* Begin *
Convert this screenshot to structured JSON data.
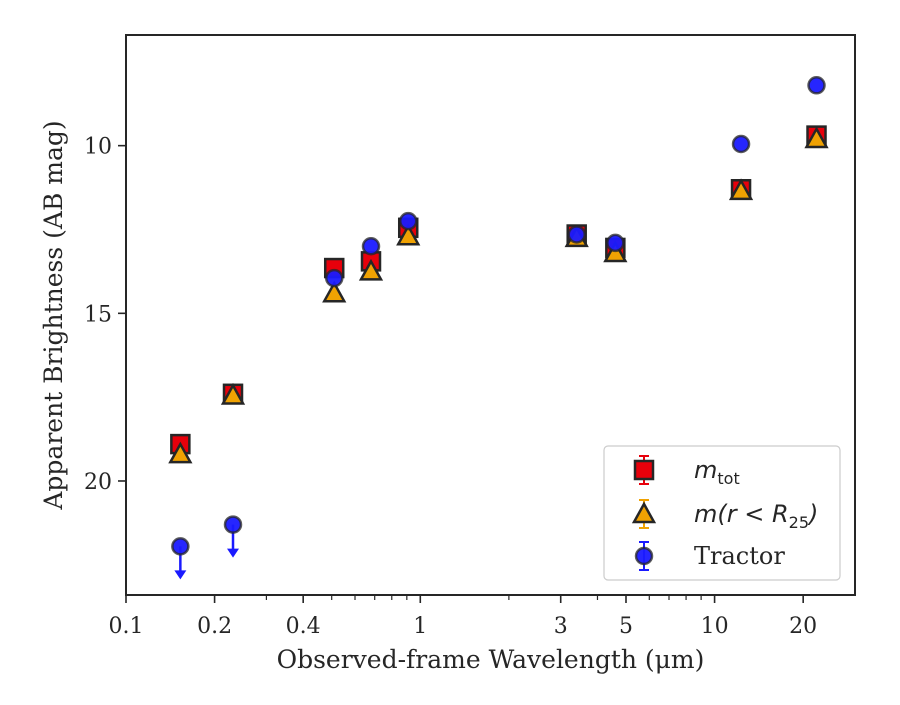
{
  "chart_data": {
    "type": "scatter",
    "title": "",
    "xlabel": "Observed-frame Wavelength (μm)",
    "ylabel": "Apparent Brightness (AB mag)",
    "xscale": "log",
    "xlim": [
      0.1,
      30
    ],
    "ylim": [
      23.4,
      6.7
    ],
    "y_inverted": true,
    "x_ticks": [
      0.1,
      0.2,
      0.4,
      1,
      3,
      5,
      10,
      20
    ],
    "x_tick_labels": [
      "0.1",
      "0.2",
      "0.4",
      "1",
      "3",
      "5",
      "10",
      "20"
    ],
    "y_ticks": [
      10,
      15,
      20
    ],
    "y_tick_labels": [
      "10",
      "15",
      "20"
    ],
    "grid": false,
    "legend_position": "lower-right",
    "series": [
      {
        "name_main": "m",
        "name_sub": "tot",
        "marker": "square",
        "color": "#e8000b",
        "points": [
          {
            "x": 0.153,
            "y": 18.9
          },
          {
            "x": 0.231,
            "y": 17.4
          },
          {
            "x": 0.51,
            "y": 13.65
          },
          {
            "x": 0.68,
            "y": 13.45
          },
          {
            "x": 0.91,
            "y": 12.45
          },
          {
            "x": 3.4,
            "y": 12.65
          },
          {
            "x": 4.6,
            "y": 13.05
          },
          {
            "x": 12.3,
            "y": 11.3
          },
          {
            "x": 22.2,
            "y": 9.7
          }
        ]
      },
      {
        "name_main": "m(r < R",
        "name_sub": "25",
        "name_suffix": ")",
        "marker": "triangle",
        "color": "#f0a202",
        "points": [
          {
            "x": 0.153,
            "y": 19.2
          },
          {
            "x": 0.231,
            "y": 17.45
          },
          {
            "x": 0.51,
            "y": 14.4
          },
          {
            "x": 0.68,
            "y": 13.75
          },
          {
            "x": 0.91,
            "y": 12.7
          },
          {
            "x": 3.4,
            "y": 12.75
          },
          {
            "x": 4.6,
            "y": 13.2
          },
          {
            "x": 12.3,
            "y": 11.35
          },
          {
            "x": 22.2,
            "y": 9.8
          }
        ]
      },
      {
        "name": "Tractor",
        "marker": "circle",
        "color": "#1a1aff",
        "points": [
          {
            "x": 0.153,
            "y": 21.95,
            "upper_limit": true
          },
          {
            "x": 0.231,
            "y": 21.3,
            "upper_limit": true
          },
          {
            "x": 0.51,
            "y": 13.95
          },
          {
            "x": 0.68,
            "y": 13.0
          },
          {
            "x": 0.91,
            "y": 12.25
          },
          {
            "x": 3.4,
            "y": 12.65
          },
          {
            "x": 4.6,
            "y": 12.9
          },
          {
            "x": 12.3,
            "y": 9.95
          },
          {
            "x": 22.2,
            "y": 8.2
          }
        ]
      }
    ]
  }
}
* End *
* Begin *
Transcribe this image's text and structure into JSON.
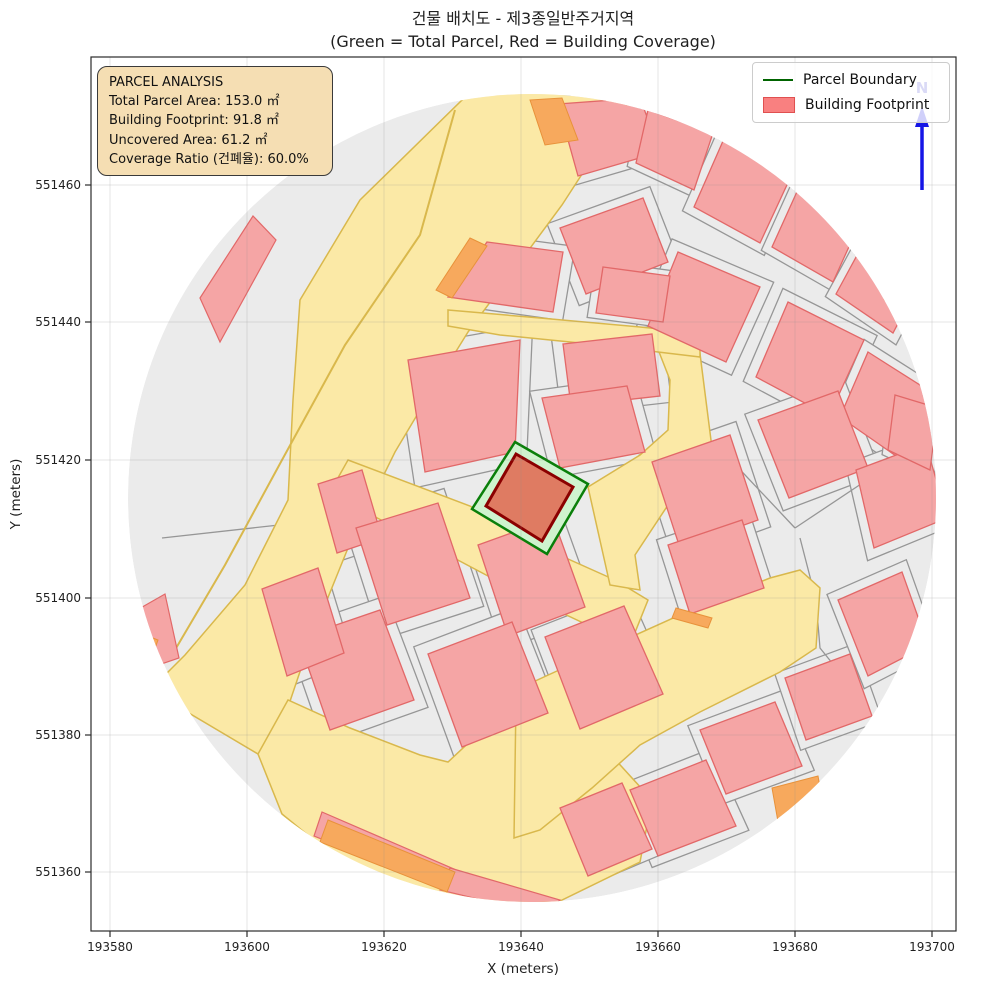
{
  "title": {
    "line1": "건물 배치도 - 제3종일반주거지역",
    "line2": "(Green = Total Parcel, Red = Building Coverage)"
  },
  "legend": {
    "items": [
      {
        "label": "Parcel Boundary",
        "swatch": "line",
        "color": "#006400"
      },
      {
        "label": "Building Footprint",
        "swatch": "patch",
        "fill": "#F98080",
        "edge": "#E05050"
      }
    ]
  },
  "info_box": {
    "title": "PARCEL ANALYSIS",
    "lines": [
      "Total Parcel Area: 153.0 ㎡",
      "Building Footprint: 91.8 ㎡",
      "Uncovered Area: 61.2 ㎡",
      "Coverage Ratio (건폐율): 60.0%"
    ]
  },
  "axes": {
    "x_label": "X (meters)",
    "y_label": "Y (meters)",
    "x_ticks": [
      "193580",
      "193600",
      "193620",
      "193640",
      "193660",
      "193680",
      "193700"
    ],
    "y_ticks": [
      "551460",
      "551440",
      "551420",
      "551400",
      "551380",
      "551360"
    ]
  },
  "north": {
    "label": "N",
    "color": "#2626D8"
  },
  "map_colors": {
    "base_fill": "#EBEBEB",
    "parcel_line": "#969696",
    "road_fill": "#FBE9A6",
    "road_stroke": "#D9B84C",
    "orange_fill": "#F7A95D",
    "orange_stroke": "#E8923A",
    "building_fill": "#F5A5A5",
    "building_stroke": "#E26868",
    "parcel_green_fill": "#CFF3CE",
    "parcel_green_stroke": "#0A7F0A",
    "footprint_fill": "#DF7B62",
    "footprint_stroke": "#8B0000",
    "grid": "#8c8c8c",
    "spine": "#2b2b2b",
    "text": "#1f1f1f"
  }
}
* End *
● **Required work**
Scan the data for the word "marker" and copy every line where it shows up.

● **Correct answer**
        "marker": "square",
        "marker": "triangle",
        "marker": "circle",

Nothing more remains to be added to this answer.